Work to complete
Render every entry exactly as it appears.
#### Information provided
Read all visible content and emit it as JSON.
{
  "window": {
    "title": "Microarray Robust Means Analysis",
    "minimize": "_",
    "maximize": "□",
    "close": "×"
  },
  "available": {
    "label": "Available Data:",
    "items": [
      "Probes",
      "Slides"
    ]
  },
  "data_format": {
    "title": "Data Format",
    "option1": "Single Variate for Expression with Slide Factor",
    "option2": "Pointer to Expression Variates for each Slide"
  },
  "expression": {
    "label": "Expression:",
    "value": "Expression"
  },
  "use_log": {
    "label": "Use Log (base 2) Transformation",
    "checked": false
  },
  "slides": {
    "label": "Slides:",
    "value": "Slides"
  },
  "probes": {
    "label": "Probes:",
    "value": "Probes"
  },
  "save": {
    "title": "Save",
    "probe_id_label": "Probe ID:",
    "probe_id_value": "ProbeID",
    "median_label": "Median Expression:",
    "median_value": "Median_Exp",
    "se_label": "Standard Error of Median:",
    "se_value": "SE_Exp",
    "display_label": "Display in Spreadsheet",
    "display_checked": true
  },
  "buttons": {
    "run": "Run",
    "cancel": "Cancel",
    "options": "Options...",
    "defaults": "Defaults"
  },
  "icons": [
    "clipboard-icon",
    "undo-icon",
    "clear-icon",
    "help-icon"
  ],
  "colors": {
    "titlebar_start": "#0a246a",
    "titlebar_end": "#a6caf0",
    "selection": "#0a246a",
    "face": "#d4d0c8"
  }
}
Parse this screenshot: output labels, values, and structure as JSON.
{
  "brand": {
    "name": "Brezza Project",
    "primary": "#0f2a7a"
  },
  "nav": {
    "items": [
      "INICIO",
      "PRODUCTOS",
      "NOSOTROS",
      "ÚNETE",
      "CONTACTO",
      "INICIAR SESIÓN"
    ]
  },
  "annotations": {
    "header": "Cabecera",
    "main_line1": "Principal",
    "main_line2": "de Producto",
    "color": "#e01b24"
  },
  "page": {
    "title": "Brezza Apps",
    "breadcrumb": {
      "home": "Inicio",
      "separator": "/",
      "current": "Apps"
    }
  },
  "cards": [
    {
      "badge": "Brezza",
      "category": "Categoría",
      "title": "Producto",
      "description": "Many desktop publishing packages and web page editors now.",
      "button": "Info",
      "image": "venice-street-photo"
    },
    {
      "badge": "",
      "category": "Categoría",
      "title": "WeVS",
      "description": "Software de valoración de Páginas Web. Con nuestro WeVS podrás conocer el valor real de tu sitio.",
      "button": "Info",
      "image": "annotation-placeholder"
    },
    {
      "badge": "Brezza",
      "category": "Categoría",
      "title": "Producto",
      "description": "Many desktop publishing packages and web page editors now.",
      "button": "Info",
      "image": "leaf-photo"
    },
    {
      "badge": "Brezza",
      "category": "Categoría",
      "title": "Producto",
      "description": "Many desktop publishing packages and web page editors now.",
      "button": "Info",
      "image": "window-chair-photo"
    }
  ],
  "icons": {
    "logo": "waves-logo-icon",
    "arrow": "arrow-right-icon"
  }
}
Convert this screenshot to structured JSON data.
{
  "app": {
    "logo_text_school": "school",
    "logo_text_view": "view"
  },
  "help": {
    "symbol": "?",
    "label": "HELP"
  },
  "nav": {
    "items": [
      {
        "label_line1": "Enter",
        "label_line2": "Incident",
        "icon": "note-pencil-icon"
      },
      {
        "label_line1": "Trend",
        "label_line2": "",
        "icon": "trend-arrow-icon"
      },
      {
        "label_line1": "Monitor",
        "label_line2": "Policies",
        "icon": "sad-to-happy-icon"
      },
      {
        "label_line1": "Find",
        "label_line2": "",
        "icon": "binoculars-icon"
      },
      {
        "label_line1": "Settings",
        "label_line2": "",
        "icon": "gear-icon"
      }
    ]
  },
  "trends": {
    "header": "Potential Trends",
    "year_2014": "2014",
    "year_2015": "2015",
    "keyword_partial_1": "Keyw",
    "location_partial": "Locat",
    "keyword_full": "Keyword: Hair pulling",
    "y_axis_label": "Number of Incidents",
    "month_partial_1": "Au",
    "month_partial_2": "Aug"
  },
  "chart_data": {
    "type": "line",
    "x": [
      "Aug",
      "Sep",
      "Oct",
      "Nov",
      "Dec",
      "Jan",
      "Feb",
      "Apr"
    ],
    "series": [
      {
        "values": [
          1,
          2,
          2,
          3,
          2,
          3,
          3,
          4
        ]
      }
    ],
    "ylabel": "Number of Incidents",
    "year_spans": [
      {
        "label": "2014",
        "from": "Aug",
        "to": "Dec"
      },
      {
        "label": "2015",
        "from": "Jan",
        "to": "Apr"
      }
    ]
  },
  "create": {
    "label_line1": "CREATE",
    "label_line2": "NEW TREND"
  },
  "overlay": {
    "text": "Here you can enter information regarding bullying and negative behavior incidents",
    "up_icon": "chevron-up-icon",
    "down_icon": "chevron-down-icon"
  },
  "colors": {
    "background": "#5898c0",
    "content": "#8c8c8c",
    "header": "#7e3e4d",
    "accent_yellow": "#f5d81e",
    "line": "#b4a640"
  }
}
########
Problem solution
Read all visible content and emit it as JSON.
{
  "window": {
    "title": "Microarray Robust Means Analysis",
    "minimize": "_",
    "maximize": "□",
    "close": "×"
  },
  "available": {
    "label": "Available Data:",
    "items": [
      "Probes",
      "Slides"
    ]
  },
  "data_format": {
    "title": "Data Format",
    "option1": "Single Variate for Expression with Slide Factor",
    "option2": "Pointer to Expression Variates for each Slide"
  },
  "expression": {
    "label": "Expression:",
    "value": "Expression"
  },
  "use_log": {
    "label": "Use Log (base 2) Transformation",
    "checked": false
  },
  "slides": {
    "label": "Slides:",
    "value": "Slides"
  },
  "probes": {
    "label": "Probes:",
    "value": "Probes"
  },
  "save": {
    "title": "Save",
    "probe_id_label": "Probe ID:",
    "probe_id_value": "ProbeID",
    "median_label": "Median Expression:",
    "median_value": "Median_Exp",
    "se_label": "Standard Error of Median:",
    "se_value": "SE_Exp",
    "display_label": "Display in Spreadsheet",
    "display_checked": true
  },
  "buttons": {
    "run": "Run",
    "cancel": "Cancel",
    "options": "Options...",
    "defaults": "Defaults"
  },
  "icons": [
    "clipboard-icon",
    "undo-icon",
    "clear-icon",
    "help-icon"
  ],
  "colors": {
    "titlebar_start": "#0a246a",
    "titlebar_end": "#a6caf0",
    "selection": "#0a246a",
    "face": "#d4d0c8"
  }
}
Parse this screenshot: output labels, values, and structure as JSON.
{
  "brand": {
    "name": "Brezza Project",
    "primary": "#0f2a7a"
  },
  "nav": {
    "items": [
      "INICIO",
      "PRODUCTOS",
      "NOSOTROS",
      "ÚNETE",
      "CONTACTO",
      "INICIAR SESIÓN"
    ]
  },
  "annotations": {
    "header": "Cabecera",
    "main_line1": "Principal",
    "main_line2": "de Producto",
    "color": "#e01b24"
  },
  "page": {
    "title": "Brezza Apps",
    "breadcrumb": {
      "home": "Inicio",
      "separator": "/",
      "current": "Apps"
    }
  },
  "cards": [
    {
      "badge": "Brezza",
      "category": "Categoría",
      "title": "Producto",
      "description": "Many desktop publishing packages and web page editors now.",
      "button": "Info",
      "image": "venice-street-photo"
    },
    {
      "badge": "",
      "category": "Categoría",
      "title": "WeVS",
      "description": "Software de valoración de Páginas Web. Con nuestro WeVS podrás conocer el valor real de tu sitio.",
      "button": "Info",
      "image": "annotation-placeholder"
    },
    {
      "badge": "Brezza",
      "category": "Categoría",
      "title": "Producto",
      "description": "Many desktop publishing packages and web page editors now.",
      "button": "Info",
      "image": "leaf-photo"
    },
    {
      "badge": "Brezza",
      "category": "Categoría",
      "title": "Producto",
      "description": "Many desktop publishing packages and web page editors now.",
      "button": "Info",
      "image": "window-chair-photo"
    }
  ],
  "icons": {
    "logo": "waves-logo-icon",
    "arrow": "arrow-right-icon"
  }
}
Convert this screenshot to structured JSON data.
{
  "app": {
    "logo_text_school": "school",
    "logo_text_view": "view"
  },
  "help": {
    "symbol": "?",
    "label": "HELP"
  },
  "nav": {
    "items": [
      {
        "label_line1": "Enter",
        "label_line2": "Incident",
        "icon": "note-pencil-icon"
      },
      {
        "label_line1": "Trend",
        "label_line2": "",
        "icon": "trend-arrow-icon"
      },
      {
        "label_line1": "Monitor",
        "label_line2": "Policies",
        "icon": "sad-to-happy-icon"
      },
      {
        "label_line1": "Find",
        "label_line2": "",
        "icon": "binoculars-icon"
      },
      {
        "label_line1": "Settings",
        "label_line2": "",
        "icon": "gear-icon"
      }
    ]
  },
  "trends": {
    "header": "Potential Trends",
    "year_2014": "2014",
    "year_2015": "2015",
    "keyword_partial_1": "Keyw",
    "location_partial": "Locat",
    "keyword_full": "Keyword: Hair pulling",
    "y_axis_label": "Number of Incidents",
    "month_partial_1": "Au",
    "month_partial_2": "Aug"
  },
  "chart_data": {
    "type": "line",
    "x": [
      "Aug",
      "Sep",
      "Oct",
      "Nov",
      "Dec",
      "Jan",
      "Feb",
      "Apr"
    ],
    "series": [
      {
        "values": [
          1,
          2,
          2,
          3,
          2,
          3,
          3,
          4
        ]
      }
    ],
    "ylabel": "Number of Incidents",
    "year_spans": [
      {
        "label": "2014",
        "from": "Aug",
        "to": "Dec"
      },
      {
        "label": "2015",
        "from": "Jan",
        "to": "Apr"
      }
    ]
  },
  "create": {
    "label_line1": "CREATE",
    "label_line2": "NEW TREND"
  },
  "overlay": {
    "text": "Here you can enter information regarding bullying and negative behavior incidents",
    "up_icon": "chevron-up-icon",
    "down_icon": "chevron-down-icon"
  },
  "colors": {
    "background": "#5898c0",
    "content": "#8c8c8c",
    "header": "#7e3e4d",
    "accent_yellow": "#f5d81e",
    "line": "#b4a640"
  }
}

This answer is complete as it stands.